Strip the pictures and reproduce the rest of the listing exactly.
** START OF Extracted information **
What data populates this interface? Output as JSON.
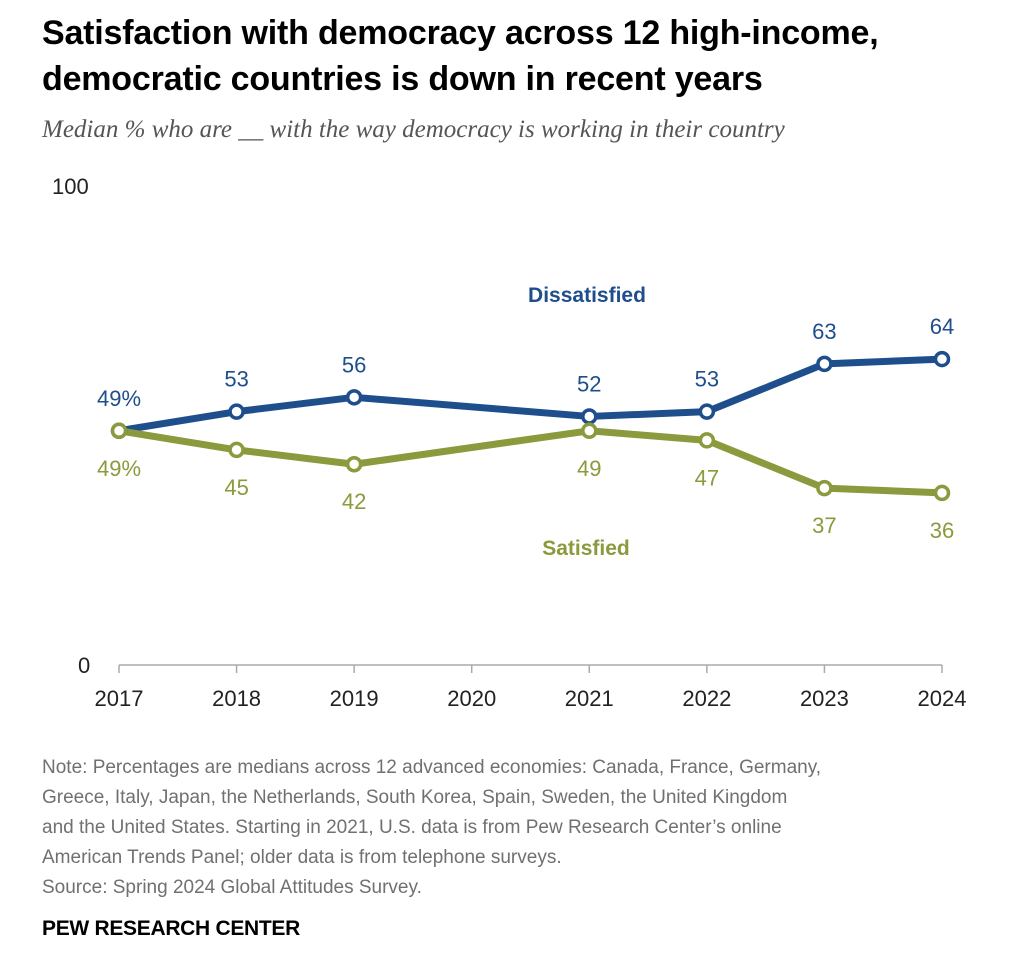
{
  "header": {
    "title_line1": "Satisfaction with democracy across 12 high-income,",
    "title_line2": "democratic countries is down in recent years",
    "subtitle": "Median % who are __ with the way democracy is working in their country"
  },
  "chart_data": {
    "type": "line",
    "title": "Satisfaction with democracy across 12 high-income, democratic countries is down in recent years",
    "subtitle": "Median % who are __ with the way democracy is working in their country",
    "x": [
      2017,
      2018,
      2019,
      2020,
      2021,
      2022,
      2023,
      2024
    ],
    "xticks": [
      "2017",
      "2018",
      "2019",
      "2020",
      "2021",
      "2022",
      "2023",
      "2024"
    ],
    "ylim": [
      0,
      100
    ],
    "ytick_labels": [
      "0",
      "100"
    ],
    "grid": false,
    "series": [
      {
        "name": "Dissatisfied",
        "color": "#1f4e8c",
        "label_position": "above",
        "x": [
          2017,
          2018,
          2019,
          2021,
          2022,
          2023,
          2024
        ],
        "values": [
          49,
          53,
          56,
          52,
          53,
          63,
          64
        ],
        "labels": [
          "49%",
          "53",
          "56",
          "52",
          "53",
          "63",
          "64"
        ]
      },
      {
        "name": "Satisfied",
        "color": "#8a9a3c",
        "label_position": "below",
        "x": [
          2017,
          2018,
          2019,
          2021,
          2022,
          2023,
          2024
        ],
        "values": [
          49,
          45,
          42,
          49,
          47,
          37,
          36
        ],
        "labels": [
          "49%",
          "45",
          "42",
          "49",
          "47",
          "37",
          "36"
        ]
      }
    ]
  },
  "footer": {
    "note_lines": [
      "Note: Percentages are medians across 12 advanced economies: Canada, France, Germany,",
      "Greece, Italy, Japan, the Netherlands, South Korea, Spain, Sweden, the United Kingdom",
      "and the United States. Starting in 2021, U.S. data is from Pew Research Center’s online",
      "American Trends Panel; older data is from telephone surveys."
    ],
    "source": "Source: Spring 2024 Global Attitudes Survey.",
    "brand": "PEW RESEARCH CENTER"
  }
}
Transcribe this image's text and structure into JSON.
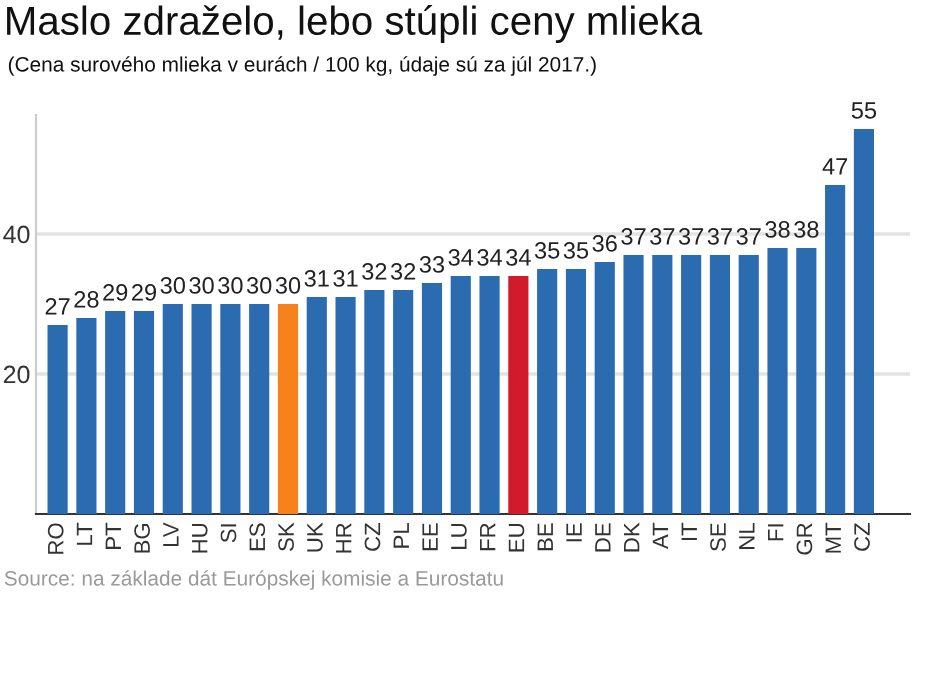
{
  "chart_data": {
    "type": "bar",
    "title": "Maslo zdraželo, lebo stúpli ceny mlieka",
    "subtitle": "(Cena surového mlieka v eurách / 100 kg, údaje sú za júl 2017.)",
    "categories": [
      "RO",
      "LT",
      "PT",
      "BG",
      "LV",
      "HU",
      "SI",
      "ES",
      "SK",
      "UK",
      "HR",
      "CZ",
      "PL",
      "EE",
      "LU",
      "FR",
      "EU",
      "BE",
      "IE",
      "DE",
      "DK",
      "AT",
      "IT",
      "SE",
      "NL",
      "FI",
      "GR",
      "MT",
      "CZ"
    ],
    "values": [
      27,
      28,
      29,
      29,
      30,
      30,
      30,
      30,
      30,
      31,
      31,
      32,
      32,
      33,
      34,
      34,
      34,
      35,
      35,
      36,
      37,
      37,
      37,
      37,
      37,
      38,
      38,
      47,
      55
    ],
    "colors": [
      "#2b6cb0",
      "#2b6cb0",
      "#2b6cb0",
      "#2b6cb0",
      "#2b6cb0",
      "#2b6cb0",
      "#2b6cb0",
      "#2b6cb0",
      "#f7821b",
      "#2b6cb0",
      "#2b6cb0",
      "#2b6cb0",
      "#2b6cb0",
      "#2b6cb0",
      "#2b6cb0",
      "#2b6cb0",
      "#d11a2a",
      "#2b6cb0",
      "#2b6cb0",
      "#2b6cb0",
      "#2b6cb0",
      "#2b6cb0",
      "#2b6cb0",
      "#2b6cb0",
      "#2b6cb0",
      "#2b6cb0",
      "#2b6cb0",
      "#2b6cb0",
      "#2b6cb0"
    ],
    "ylim": [
      0,
      57
    ],
    "yticks": [
      20,
      40
    ],
    "grid": "y",
    "data_labels": true,
    "legend": false,
    "annotations": [
      "Source: na základe dát Európskej komisie a Eurostatu"
    ]
  }
}
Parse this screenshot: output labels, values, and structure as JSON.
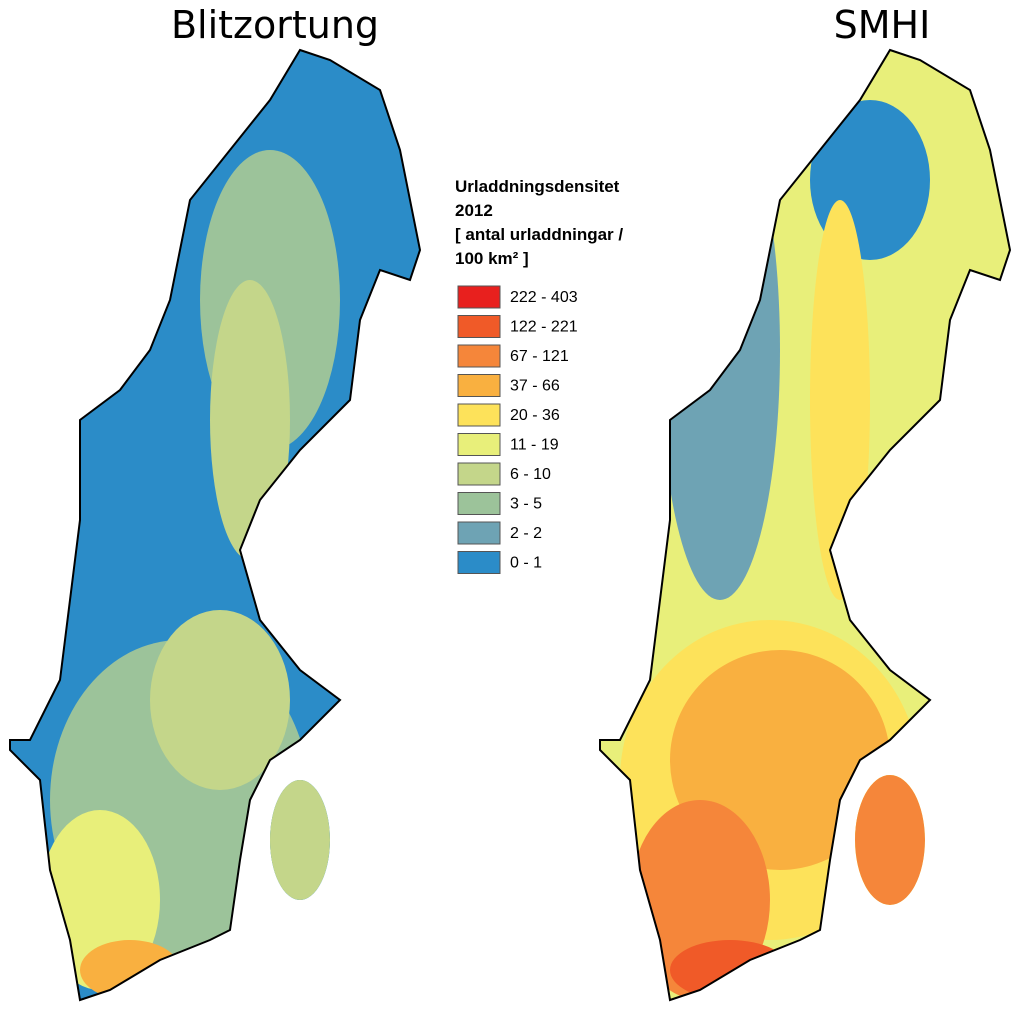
{
  "maps": [
    {
      "title": "Blitzortung"
    },
    {
      "title": "SMHI"
    }
  ],
  "legend": {
    "title_lines": [
      "Urladdningsdensitet",
      "2012",
      "[ antal urladdningar /",
      "100 km² ]"
    ],
    "items": [
      {
        "label": "222 - 403",
        "color": "#e8201e"
      },
      {
        "label": "122 - 221",
        "color": "#f05a28"
      },
      {
        "label": "67 - 121",
        "color": "#f5863a"
      },
      {
        "label": "37 - 66",
        "color": "#f9b040"
      },
      {
        "label": "20 - 36",
        "color": "#fde25a"
      },
      {
        "label": "11 - 19",
        "color": "#e8ef7a"
      },
      {
        "label": "6 - 10",
        "color": "#c4d68a"
      },
      {
        "label": "3 - 5",
        "color": "#9cc39a"
      },
      {
        "label": "2 - 2",
        "color": "#6ea3b4"
      },
      {
        "label": "0 - 1",
        "color": "#2b8cc8"
      }
    ]
  }
}
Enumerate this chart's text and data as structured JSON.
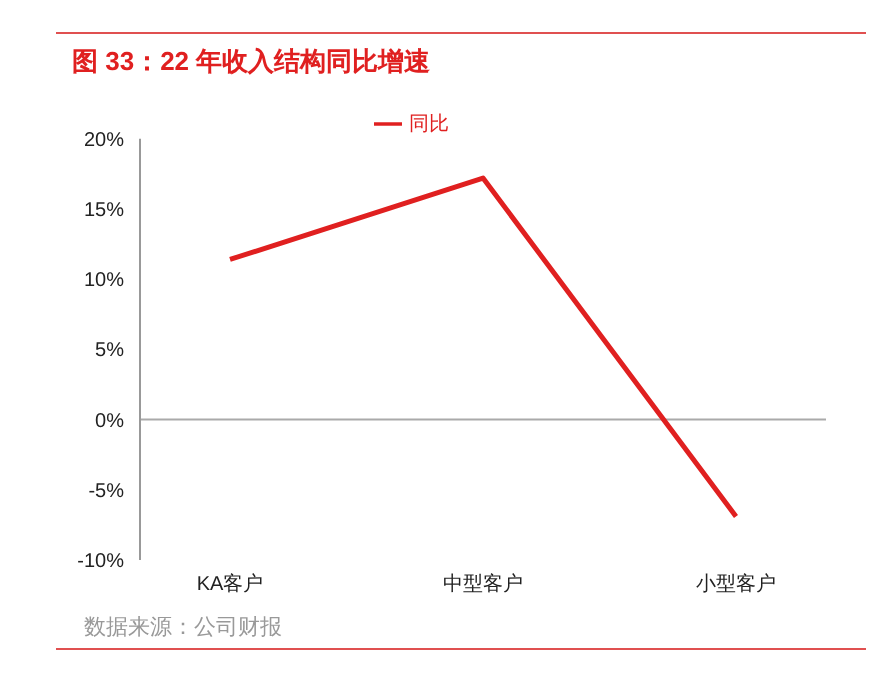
{
  "chart_data": {
    "type": "line",
    "title": "图 33：22 年收入结构同比增速",
    "categories": [
      "KA客户",
      "中型客户",
      "小型客户"
    ],
    "series": [
      {
        "name": "同比",
        "color": "#e02020",
        "values": [
          11.4,
          17.2,
          -6.9
        ]
      }
    ],
    "ylim": [
      -10,
      20
    ],
    "yticks": [
      {
        "value": -10,
        "label": "-10%"
      },
      {
        "value": -5,
        "label": "-5%"
      },
      {
        "value": 0,
        "label": "0%"
      },
      {
        "value": 5,
        "label": "5%"
      },
      {
        "value": 10,
        "label": "10%"
      },
      {
        "value": 15,
        "label": "15%"
      },
      {
        "value": 20,
        "label": "20%"
      }
    ],
    "ref_lines": [
      {
        "axis": "y",
        "value": 0,
        "label": null,
        "color": "#aaaaaa"
      }
    ],
    "legend": "top",
    "marker": "none",
    "line_style": "solid",
    "annotations": [
      "数据来源：公司财报"
    ]
  }
}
** END OF Extracted information **
• [Result of the exercise]
What data populates this interface? Output as JSON.
{
  "header": {
    "title_line1": "Satisfaction with democracy across 12 high-income,",
    "title_line2": "democratic countries is down in recent years",
    "subtitle": "Median % who are __ with the way democracy is working in their country"
  },
  "chart_data": {
    "type": "line",
    "title": "Satisfaction with democracy across 12 high-income, democratic countries is down in recent years",
    "subtitle": "Median % who are __ with the way democracy is working in their country",
    "x": [
      2017,
      2018,
      2019,
      2020,
      2021,
      2022,
      2023,
      2024
    ],
    "xticks": [
      "2017",
      "2018",
      "2019",
      "2020",
      "2021",
      "2022",
      "2023",
      "2024"
    ],
    "ylim": [
      0,
      100
    ],
    "ytick_labels": [
      "0",
      "100"
    ],
    "grid": false,
    "series": [
      {
        "name": "Dissatisfied",
        "color": "#1f4e8c",
        "label_position": "above",
        "x": [
          2017,
          2018,
          2019,
          2021,
          2022,
          2023,
          2024
        ],
        "values": [
          49,
          53,
          56,
          52,
          53,
          63,
          64
        ],
        "labels": [
          "49%",
          "53",
          "56",
          "52",
          "53",
          "63",
          "64"
        ]
      },
      {
        "name": "Satisfied",
        "color": "#8a9a3c",
        "label_position": "below",
        "x": [
          2017,
          2018,
          2019,
          2021,
          2022,
          2023,
          2024
        ],
        "values": [
          49,
          45,
          42,
          49,
          47,
          37,
          36
        ],
        "labels": [
          "49%",
          "45",
          "42",
          "49",
          "47",
          "37",
          "36"
        ]
      }
    ]
  },
  "footer": {
    "note_lines": [
      "Note: Percentages are medians across 12 advanced economies: Canada, France, Germany,",
      "Greece, Italy, Japan, the Netherlands, South Korea, Spain, Sweden, the United Kingdom",
      "and the United States. Starting in 2021, U.S. data is from Pew Research Center’s online",
      "American Trends Panel; older data is from telephone surveys."
    ],
    "source": "Source: Spring 2024 Global Attitudes Survey.",
    "brand": "PEW RESEARCH CENTER"
  }
}
Transcribe this image's text and structure into JSON.
{
  "chart_data": {
    "type": "bar",
    "title": "Maslo zdraželo, lebo stúpli ceny mlieka",
    "subtitle": "(Cena surového mlieka v eurách / 100 kg, údaje sú za júl 2017.)",
    "categories": [
      "RO",
      "LT",
      "PT",
      "BG",
      "LV",
      "HU",
      "SI",
      "ES",
      "SK",
      "UK",
      "HR",
      "CZ",
      "PL",
      "EE",
      "LU",
      "FR",
      "EU",
      "BE",
      "IE",
      "DE",
      "DK",
      "AT",
      "IT",
      "SE",
      "NL",
      "FI",
      "GR",
      "MT",
      "CZ"
    ],
    "values": [
      27,
      28,
      29,
      29,
      30,
      30,
      30,
      30,
      30,
      31,
      31,
      32,
      32,
      33,
      34,
      34,
      34,
      35,
      35,
      36,
      37,
      37,
      37,
      37,
      37,
      38,
      38,
      47,
      55
    ],
    "colors": [
      "#2b6cb0",
      "#2b6cb0",
      "#2b6cb0",
      "#2b6cb0",
      "#2b6cb0",
      "#2b6cb0",
      "#2b6cb0",
      "#2b6cb0",
      "#f7821b",
      "#2b6cb0",
      "#2b6cb0",
      "#2b6cb0",
      "#2b6cb0",
      "#2b6cb0",
      "#2b6cb0",
      "#2b6cb0",
      "#d11a2a",
      "#2b6cb0",
      "#2b6cb0",
      "#2b6cb0",
      "#2b6cb0",
      "#2b6cb0",
      "#2b6cb0",
      "#2b6cb0",
      "#2b6cb0",
      "#2b6cb0",
      "#2b6cb0",
      "#2b6cb0",
      "#2b6cb0"
    ],
    "ylim": [
      0,
      57
    ],
    "yticks": [
      20,
      40
    ],
    "grid": "y",
    "data_labels": true,
    "legend": false,
    "annotations": [
      "Source: na základe dát Európskej komisie a Eurostatu"
    ]
  }
}
Parse this screenshot: output labels, values, and structure as JSON.
{
  "maps": [
    {
      "title": "Blitzortung"
    },
    {
      "title": "SMHI"
    }
  ],
  "legend": {
    "title_lines": [
      "Urladdningsdensitet",
      "2012",
      "[ antal urladdningar /",
      "100 km² ]"
    ],
    "items": [
      {
        "label": "222 - 403",
        "color": "#e8201e"
      },
      {
        "label": "122 - 221",
        "color": "#f05a28"
      },
      {
        "label": "67 - 121",
        "color": "#f5863a"
      },
      {
        "label": "37 - 66",
        "color": "#f9b040"
      },
      {
        "label": "20 - 36",
        "color": "#fde25a"
      },
      {
        "label": "11 - 19",
        "color": "#e8ef7a"
      },
      {
        "label": "6 - 10",
        "color": "#c4d68a"
      },
      {
        "label": "3 - 5",
        "color": "#9cc39a"
      },
      {
        "label": "2 - 2",
        "color": "#6ea3b4"
      },
      {
        "label": "0 - 1",
        "color": "#2b8cc8"
      }
    ]
  }
}
Enumerate this chart's text and data as structured JSON.
{
  "chart_data": {
    "type": "line",
    "title": "图 33：22 年收入结构同比增速",
    "categories": [
      "KA客户",
      "中型客户",
      "小型客户"
    ],
    "series": [
      {
        "name": "同比",
        "color": "#e02020",
        "values": [
          11.4,
          17.2,
          -6.9
        ]
      }
    ],
    "ylim": [
      -10,
      20
    ],
    "yticks": [
      {
        "value": -10,
        "label": "-10%"
      },
      {
        "value": -5,
        "label": "-5%"
      },
      {
        "value": 0,
        "label": "0%"
      },
      {
        "value": 5,
        "label": "5%"
      },
      {
        "value": 10,
        "label": "10%"
      },
      {
        "value": 15,
        "label": "15%"
      },
      {
        "value": 20,
        "label": "20%"
      }
    ],
    "ref_lines": [
      {
        "axis": "y",
        "value": 0,
        "label": null,
        "color": "#aaaaaa"
      }
    ],
    "legend": "top",
    "marker": "none",
    "line_style": "solid",
    "annotations": [
      "数据来源：公司财报"
    ]
  }
}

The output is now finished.